>> Begin Records to use

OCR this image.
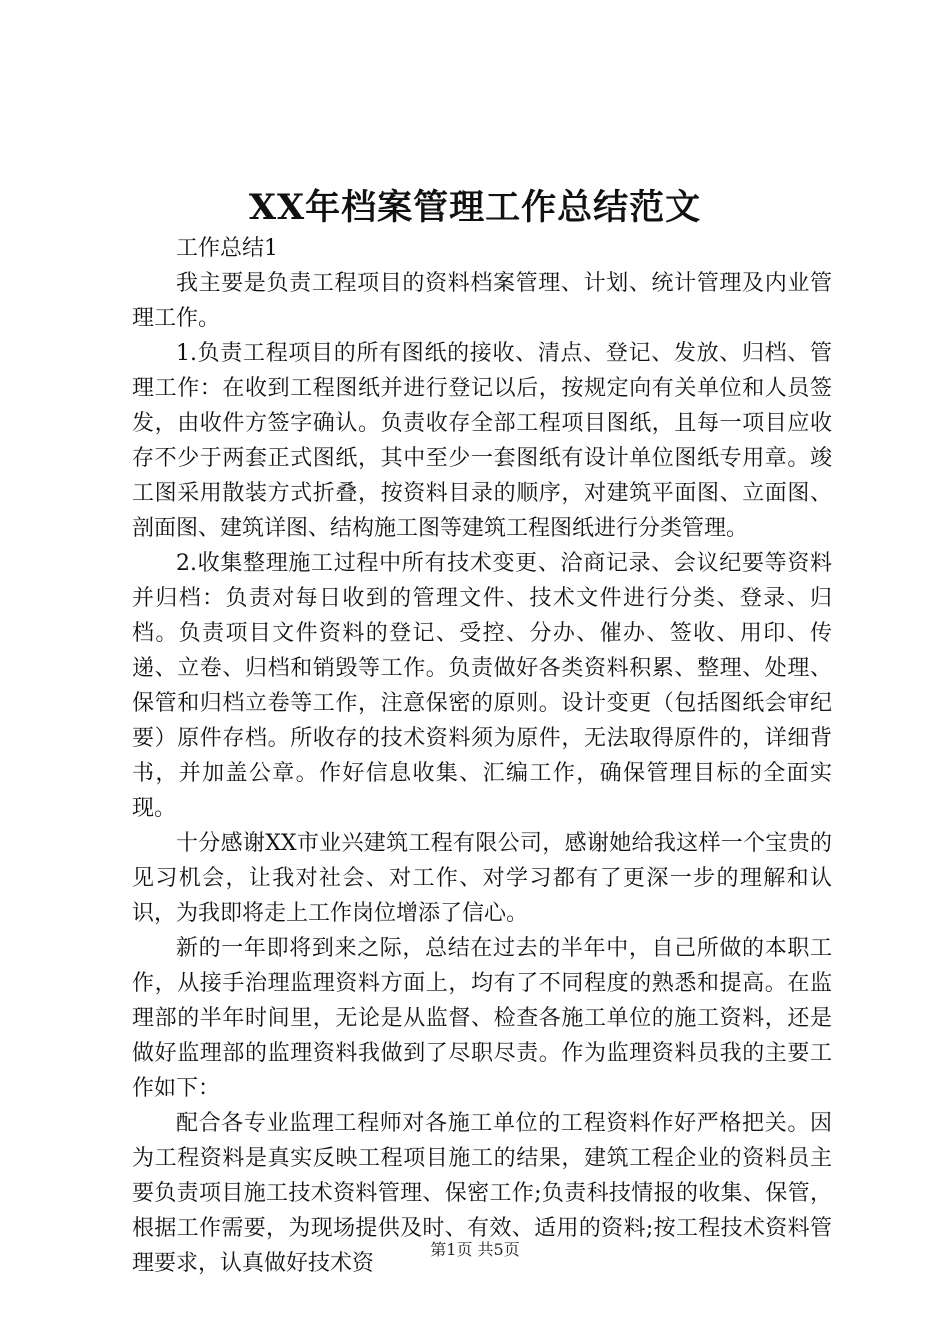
XX年档案管理工作总结范文

工作总结1

我主要是负责工程项目的资料档案管理、计划、统计管理及内业管理工作。

1.负责工程项目的所有图纸的接收、清点、登记、发放、归档、管理工作：在收到工程图纸并进行登记以后，按规定向有关单位和人员签发，由收件方签字确认。负责收存全部工程项目图纸，且每一项目应收存不少于两套正式图纸，其中至少一套图纸有设计单位图纸专用章。竣工图采用散装方式折叠，按资料目录的顺序，对建筑平面图、立面图、剖面图、建筑详图、结构施工图等建筑工程图纸进行分类管理。

2.收集整理施工过程中所有技术变更、洽商记录、会议纪要等资料并归档：负责对每日收到的管理文件、技术文件进行分类、登录、归档。负责项目文件资料的登记、受控、分办、催办、签收、用印、传递、立卷、归档和销毁等工作。负责做好各类资料积累、整理、处理、保管和归档立卷等工作，注意保密的原则。设计变更（包括图纸会审纪要）原件存档。所收存的技术资料须为原件，无法取得原件的，详细背书，并加盖公章。作好信息收集、汇编工作，确保管理目标的全面实现。

十分感谢XX市业兴建筑工程有限公司，感谢她给我这样一个宝贵的见习机会，让我对社会、对工作、对学习都有了更深一步的理解和认识，为我即将走上工作岗位增添了信心。

新的一年即将到来之际，总结在过去的半年中，自己所做的本职工作，从接手治理监理资料方面上，均有了不同程度的熟悉和提高。在监理部的半年时间里，无论是从监督、检查各施工单位的施工资料，还是做好监理部的监理资料我做到了尽职尽责。作为监理资料员我的主要工作如下：

配合各专业监理工程师对各施工单位的工程资料作好严格把关。因为工程资料是真实反映工程项目施工的结果，建筑工程企业的资料员主要负责项目施工技术资料管理、保密工作;负责科技情报的收集、保管，根据工作需要，为现场提供及时、有效、适用的资料;按工程技术资料管理要求，认真做好技术资

第1页 共5页
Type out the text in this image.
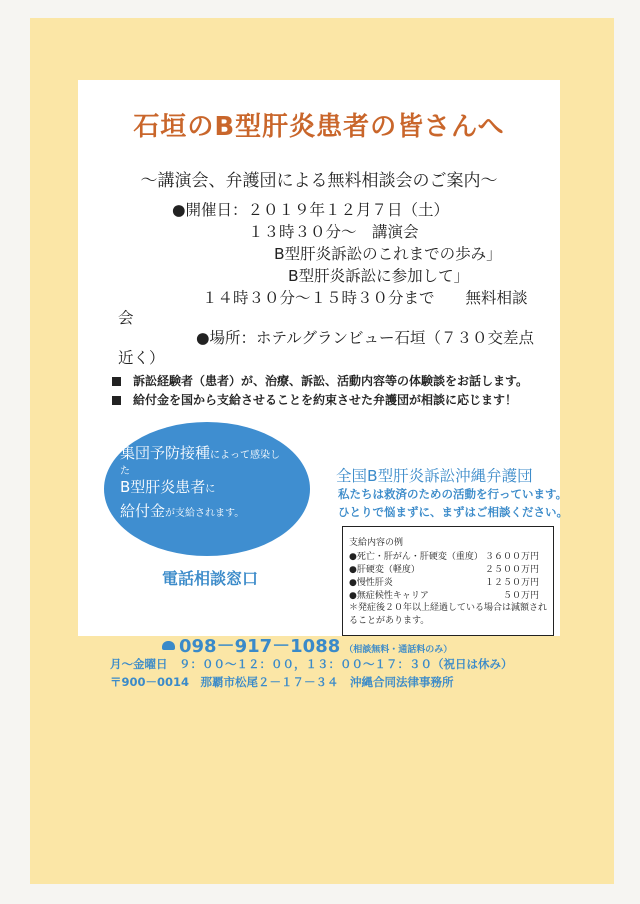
石垣のB型肝炎患者の皆さんへ
～講演会、弁護団による無料相談会のご案内～
●開催日：２０１９年１２月７日（土）
１３時３０分～　講演会
B型肝炎訴訟のこれまでの歩み」
B型肝炎訴訟に参加して」
１４時３０分～１５時３０分まで　　無料相談
会
●場所：ホテルグランビュー石垣（７３０交差点
近く）
訴訟経験者（患者）が、治療、訴訟、活動内容等の体験談をお話します。
給付金を国から支給させることを約束させた弁護団が相談に応じます！
集団予防接種によって感染し
た
B型肝炎患者に
給付金が支給されます。
電話相談窓口
全国B型肝炎訴訟沖縄弁護団
私たちは救済のための活動を行っています。
ひとりで悩まずに、まずはご相談ください。
支給内容の例
●死亡・肝がん・肝硬変（重度） ３６００万円
●肝硬変（軽度）	２５００万円
●慢性肝炎	１２５０万円
●無症候性キャリア	５０万円
＊発症後２０年以上経過している場合は減額され
ることがあります。
098－917－1088 （相談無料・通話料のみ）
月～金曜日　９：００～１２：００，１３：００～１７：３０（祝日は休み）
〒900－0014　那覇市松尾２－１７－３４　沖縄合同法律事務所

>> End Records to use

◆ Stated exercise
Search the data above for the string "this" and copy each line that has it.

◆ Answer to the task
OCR this image.
Type out the text in this image.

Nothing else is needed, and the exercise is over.